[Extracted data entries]
— begin —
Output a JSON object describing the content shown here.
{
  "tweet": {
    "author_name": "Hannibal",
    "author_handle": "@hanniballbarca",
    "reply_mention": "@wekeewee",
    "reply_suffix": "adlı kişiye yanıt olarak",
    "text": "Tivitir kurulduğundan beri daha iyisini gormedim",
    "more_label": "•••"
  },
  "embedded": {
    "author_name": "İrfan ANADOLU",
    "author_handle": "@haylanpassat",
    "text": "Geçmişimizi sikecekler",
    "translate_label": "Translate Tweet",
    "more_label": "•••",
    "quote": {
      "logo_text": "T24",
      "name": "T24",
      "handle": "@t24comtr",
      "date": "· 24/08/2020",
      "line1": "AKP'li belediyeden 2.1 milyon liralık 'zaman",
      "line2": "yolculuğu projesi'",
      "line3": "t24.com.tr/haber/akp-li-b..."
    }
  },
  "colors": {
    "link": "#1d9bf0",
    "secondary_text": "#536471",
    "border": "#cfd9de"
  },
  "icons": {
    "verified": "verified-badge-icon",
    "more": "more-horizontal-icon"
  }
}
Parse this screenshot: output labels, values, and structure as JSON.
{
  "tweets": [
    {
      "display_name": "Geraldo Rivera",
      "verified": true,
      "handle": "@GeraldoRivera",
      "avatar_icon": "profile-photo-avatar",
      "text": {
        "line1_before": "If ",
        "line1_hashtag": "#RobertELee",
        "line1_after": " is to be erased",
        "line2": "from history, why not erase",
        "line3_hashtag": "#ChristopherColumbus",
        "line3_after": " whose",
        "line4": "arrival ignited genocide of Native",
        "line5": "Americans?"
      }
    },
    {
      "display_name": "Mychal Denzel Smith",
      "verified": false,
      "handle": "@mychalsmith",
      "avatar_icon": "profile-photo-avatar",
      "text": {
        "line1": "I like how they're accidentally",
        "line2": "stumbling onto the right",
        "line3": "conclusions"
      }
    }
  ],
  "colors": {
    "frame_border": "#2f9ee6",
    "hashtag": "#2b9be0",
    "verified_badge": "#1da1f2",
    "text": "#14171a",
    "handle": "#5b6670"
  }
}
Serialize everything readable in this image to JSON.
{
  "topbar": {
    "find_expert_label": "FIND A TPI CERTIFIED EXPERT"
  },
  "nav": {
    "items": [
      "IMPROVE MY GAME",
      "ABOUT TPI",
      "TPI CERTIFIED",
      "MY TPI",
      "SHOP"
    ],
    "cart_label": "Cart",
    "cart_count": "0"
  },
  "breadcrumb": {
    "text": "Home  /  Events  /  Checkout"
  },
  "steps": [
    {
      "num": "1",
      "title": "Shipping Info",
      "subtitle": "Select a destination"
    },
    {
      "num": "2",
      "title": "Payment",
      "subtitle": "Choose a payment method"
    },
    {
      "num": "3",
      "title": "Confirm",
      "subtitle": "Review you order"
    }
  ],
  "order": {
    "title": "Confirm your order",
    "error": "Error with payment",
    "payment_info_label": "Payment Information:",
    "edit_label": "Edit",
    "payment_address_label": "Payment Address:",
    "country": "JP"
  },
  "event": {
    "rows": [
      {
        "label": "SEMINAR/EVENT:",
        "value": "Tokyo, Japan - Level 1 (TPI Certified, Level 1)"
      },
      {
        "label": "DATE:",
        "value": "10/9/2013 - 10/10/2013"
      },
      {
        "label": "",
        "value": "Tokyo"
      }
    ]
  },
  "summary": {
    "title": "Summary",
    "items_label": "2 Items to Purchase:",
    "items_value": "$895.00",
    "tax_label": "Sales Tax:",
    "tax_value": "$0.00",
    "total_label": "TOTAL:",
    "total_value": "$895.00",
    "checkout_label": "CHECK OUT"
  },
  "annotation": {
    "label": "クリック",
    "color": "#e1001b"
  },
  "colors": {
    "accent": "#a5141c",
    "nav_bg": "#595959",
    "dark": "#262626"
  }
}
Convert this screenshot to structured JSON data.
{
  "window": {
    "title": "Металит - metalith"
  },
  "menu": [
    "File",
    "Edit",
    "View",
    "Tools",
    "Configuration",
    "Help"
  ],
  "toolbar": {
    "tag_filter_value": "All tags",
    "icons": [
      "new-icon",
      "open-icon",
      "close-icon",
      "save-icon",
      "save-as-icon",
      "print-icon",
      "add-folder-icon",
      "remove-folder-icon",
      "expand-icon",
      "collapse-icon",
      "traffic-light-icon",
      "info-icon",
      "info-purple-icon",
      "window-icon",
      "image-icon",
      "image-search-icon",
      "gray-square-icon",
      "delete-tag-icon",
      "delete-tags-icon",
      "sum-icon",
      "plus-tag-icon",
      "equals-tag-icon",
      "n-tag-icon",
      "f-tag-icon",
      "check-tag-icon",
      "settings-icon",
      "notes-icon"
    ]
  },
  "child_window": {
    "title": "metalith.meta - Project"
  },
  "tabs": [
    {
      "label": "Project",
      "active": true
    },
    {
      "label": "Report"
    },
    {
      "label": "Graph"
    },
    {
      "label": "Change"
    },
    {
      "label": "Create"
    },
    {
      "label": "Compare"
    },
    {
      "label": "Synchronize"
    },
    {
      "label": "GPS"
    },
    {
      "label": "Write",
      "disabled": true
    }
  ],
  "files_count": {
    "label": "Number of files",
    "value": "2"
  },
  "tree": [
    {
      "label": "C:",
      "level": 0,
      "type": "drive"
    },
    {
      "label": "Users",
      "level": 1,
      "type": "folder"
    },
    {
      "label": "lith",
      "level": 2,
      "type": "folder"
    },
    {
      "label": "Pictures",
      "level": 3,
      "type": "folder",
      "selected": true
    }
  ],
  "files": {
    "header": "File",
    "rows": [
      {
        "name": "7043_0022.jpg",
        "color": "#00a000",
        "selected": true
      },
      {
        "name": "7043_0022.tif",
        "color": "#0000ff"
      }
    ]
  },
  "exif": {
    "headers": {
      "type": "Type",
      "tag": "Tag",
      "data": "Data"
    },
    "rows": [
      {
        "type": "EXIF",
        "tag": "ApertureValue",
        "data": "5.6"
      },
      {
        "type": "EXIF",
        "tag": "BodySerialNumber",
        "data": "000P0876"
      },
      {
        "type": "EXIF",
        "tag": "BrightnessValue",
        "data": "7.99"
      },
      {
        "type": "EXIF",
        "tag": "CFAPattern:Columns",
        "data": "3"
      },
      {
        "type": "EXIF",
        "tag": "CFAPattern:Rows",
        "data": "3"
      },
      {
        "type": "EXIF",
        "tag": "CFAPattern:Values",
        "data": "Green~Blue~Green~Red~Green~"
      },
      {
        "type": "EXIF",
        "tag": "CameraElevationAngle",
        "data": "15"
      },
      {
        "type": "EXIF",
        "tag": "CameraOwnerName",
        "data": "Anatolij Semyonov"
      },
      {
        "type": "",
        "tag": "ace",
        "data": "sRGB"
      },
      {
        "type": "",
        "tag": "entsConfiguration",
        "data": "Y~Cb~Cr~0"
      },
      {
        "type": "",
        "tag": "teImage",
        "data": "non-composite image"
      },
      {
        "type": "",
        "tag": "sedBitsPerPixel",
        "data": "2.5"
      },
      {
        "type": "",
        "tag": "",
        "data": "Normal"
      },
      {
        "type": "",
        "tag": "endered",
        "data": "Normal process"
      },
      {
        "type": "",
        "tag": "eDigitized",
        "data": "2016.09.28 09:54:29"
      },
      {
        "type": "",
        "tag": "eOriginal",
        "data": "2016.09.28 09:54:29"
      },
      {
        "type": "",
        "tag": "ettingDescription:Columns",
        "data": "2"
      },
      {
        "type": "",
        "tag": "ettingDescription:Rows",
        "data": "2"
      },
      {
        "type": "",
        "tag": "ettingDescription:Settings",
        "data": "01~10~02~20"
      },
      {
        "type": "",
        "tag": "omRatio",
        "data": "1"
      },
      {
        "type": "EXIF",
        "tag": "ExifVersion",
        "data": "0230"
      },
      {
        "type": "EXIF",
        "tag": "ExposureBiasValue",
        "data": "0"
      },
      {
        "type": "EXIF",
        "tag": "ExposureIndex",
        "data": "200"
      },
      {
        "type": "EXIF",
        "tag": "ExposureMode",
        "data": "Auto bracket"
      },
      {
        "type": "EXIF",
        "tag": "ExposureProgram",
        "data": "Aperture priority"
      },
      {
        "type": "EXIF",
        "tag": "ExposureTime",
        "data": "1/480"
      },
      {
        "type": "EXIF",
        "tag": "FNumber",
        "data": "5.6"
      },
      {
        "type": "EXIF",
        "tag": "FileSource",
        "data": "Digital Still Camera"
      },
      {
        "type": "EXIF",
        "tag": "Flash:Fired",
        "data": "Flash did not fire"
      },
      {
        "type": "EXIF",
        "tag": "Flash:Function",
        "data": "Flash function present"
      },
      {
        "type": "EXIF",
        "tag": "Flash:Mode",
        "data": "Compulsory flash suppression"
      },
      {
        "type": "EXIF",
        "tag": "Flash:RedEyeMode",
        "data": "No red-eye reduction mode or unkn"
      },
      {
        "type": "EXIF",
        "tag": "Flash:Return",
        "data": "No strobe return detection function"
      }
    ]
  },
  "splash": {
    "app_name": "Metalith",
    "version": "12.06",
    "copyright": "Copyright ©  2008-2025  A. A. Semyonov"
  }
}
— end —
Gather every line containing the word "screenshot" and copy it.

Parse this screenshot: output labels, values, and structure as JSON.
Convert this screenshot to structured JSON data.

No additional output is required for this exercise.